**Stored data entries**
──────────

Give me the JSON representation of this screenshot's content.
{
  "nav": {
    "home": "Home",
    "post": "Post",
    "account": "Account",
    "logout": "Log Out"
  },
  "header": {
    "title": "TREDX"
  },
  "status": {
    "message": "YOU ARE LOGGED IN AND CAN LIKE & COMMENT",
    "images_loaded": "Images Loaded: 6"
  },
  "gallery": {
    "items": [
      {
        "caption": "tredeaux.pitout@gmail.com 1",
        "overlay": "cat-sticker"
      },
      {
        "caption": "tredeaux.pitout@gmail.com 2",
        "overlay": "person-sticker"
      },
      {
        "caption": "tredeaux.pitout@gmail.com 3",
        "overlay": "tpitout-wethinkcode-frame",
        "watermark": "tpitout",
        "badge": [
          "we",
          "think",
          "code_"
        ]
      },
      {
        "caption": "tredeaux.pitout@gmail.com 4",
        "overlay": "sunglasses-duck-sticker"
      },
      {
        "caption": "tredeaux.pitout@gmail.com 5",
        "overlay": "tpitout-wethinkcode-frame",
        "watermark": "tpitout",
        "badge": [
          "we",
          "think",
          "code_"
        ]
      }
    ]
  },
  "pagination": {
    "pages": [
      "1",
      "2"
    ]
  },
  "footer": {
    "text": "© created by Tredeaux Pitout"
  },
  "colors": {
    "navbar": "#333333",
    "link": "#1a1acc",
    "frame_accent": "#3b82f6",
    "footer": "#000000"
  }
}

──────────

**Job**
Quote every entry exactly.

**Solution**
Give me the JSON representation of this screenshot's content.
{
  "nav": {
    "home": "Home",
    "post": "Post",
    "account": "Account",
    "logout": "Log Out"
  },
  "header": {
    "title": "TREDX"
  },
  "status": {
    "message": "YOU ARE LOGGED IN AND CAN LIKE & COMMENT",
    "images_loaded": "Images Loaded: 6"
  },
  "gallery": {
    "items": [
      {
        "caption": "tredeaux.pitout@gmail.com 1",
        "overlay": "cat-sticker"
      },
      {
        "caption": "tredeaux.pitout@gmail.com 2",
        "overlay": "person-sticker"
      },
      {
        "caption": "tredeaux.pitout@gmail.com 3",
        "overlay": "tpitout-wethinkcode-frame",
        "watermark": "tpitout",
        "badge": [
          "we",
          "think",
          "code_"
        ]
      },
      {
        "caption": "tredeaux.pitout@gmail.com 4",
        "overlay": "sunglasses-duck-sticker"
      },
      {
        "caption": "tredeaux.pitout@gmail.com 5",
        "overlay": "tpitout-wethinkcode-frame",
        "watermark": "tpitout",
        "badge": [
          "we",
          "think",
          "code_"
        ]
      }
    ]
  },
  "pagination": {
    "pages": [
      "1",
      "2"
    ]
  },
  "footer": {
    "text": "© created by Tredeaux Pitout"
  },
  "colors": {
    "navbar": "#333333",
    "link": "#1a1acc",
    "frame_accent": "#3b82f6",
    "footer": "#000000"
  }
}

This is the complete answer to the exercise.